Testo da leggere:
====================
Ricorso per il compimento di atti di straordinaria amministrazione (art. 181 c.c.)

Gustavo Danise
Aggiornato da Francesco Bartolini

Inquadramento

L'art. 181 c.c., prevede la possibilità per un coniuge (o una parte di un'unione civile) di ricorrere al Tribunale per ottenere l'autorizzazione al compimento di un atto di straordinaria amministrazione alla cui stipulazione abbia opposto rifiuto l'altro coniuge, con cui è in regime di comunione legale. La normativa non dispone che debba essere sentito il pubblico ministero.

Formula

TRIBUNALE DI ... 1

RICORSO EX ART. 181 C.C.

Il Sig. ..., C.F. ..., nato a ..., il ..., residente in ... 2, via ..., n. ..., rappresentato e difeso dall'Avv. ..., del foro di ..., C.F. ..., PEC …giusta procura alle liti in calce al presente atto, ed elettivamente domiciliato presso il suo studio in ..., via ..., n. ..., 

PREMESSO IN FATTO

- che è coniugato (ha costituito un'unione civile) con la Sig.ra ... dal ... in regime di comunione legale dei beni (All. 1);

- che svolte l'attività di imprenditore essendo titolare/socio della ... (Specificare), mentre la moglie/partner svolge attività di ... (Specificare);

- che è necessario procedere alla vendita (o all'acquisto) 3 del seguente bene immobile in comunione legale 4 ... per acquistare macchinari in grado di accrescere la produzione aziendale nell'interesse della sua impresa che sta vivendo un momento di difficoltà economica dovuto a ... 5;

- che la Sig.ra ... rifiuta di esprimere il consenso al compimento dell'atto e di comparire innanzi al notaio al momento della stipula, adducendo che ... 6;

tutto ciò premesso,

CHIEDE

che la S.V. Ill.ma voglia, ai sensi dell'art. 181 c.c., concedere l'autorizzazione all'istante a stipulare l'atto indicato in premessa.

Con concessione di provvisoria esecuzione del provvedimento ai sensi dell'art. 741 c.p.c.
====================
Le consegne:
• A. Ricopi fedelmente la parte del testo sul ricorso ex art. 181 c.c. compresa tra "- che la Sig.ra" e "indicato in premessa.", estremi inclusi.
• B. Traduca in inglese la seguente frase tratta dal testo sul ricorso ex art. 181 c.c.: «La normativa non dispone che debba essere sentito il pubblico ministero.»

Dati su elementi e coordinate:
====================
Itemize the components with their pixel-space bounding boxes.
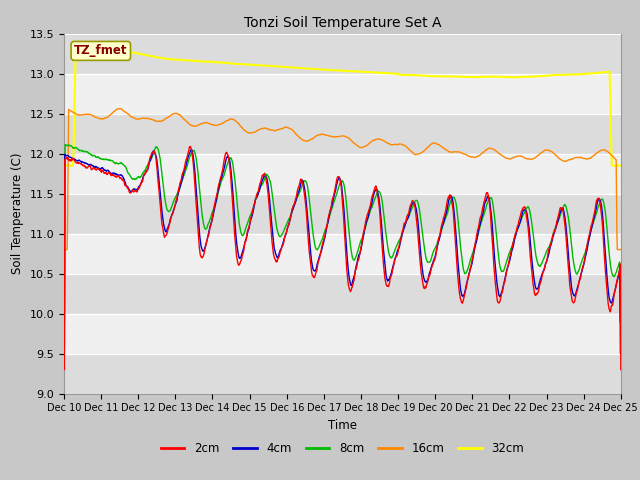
Bar — [64, 274, 621, 313]
Bar — [64, 193, 621, 234]
X-axis label: Time: Time — [328, 419, 357, 432]
Bar — [64, 354, 621, 394]
Bar — [64, 154, 621, 193]
Bar — [64, 34, 621, 73]
Legend: 2cm, 4cm, 8cm, 16cm, 32cm: 2cm, 4cm, 8cm, 16cm, 32cm — [156, 437, 529, 460]
Title: Tonzi Soil Temperature Set A: Tonzi Soil Temperature Set A — [244, 16, 441, 30]
Bar — [64, 234, 621, 274]
Y-axis label: Soil Temperature (C): Soil Temperature (C) — [11, 153, 24, 275]
Bar — [64, 114, 621, 154]
Bar — [64, 313, 621, 354]
Text: TZ_fmet: TZ_fmet — [74, 44, 127, 58]
Bar — [64, 73, 621, 114]
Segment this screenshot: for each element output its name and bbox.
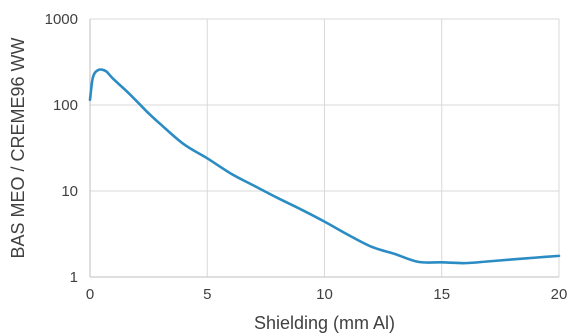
====================
Elenco soluzioni:
• A.
- che la Sig.ra ... rifiuta di esprimere il consenso al compimento dell'atto e di comparire innanzi al notaio al momento della stipula, adducendo che ... 6;

tutto ciò premesso,

CHIEDE

che la S.V. Ill.ma voglia, ai sensi dell'art. 181 c.c., concedere l'autorizzazione all'istante a stipulare l'atto indicato in premessa.

• B. The legislation does not provide that the public prosecutor must be heard.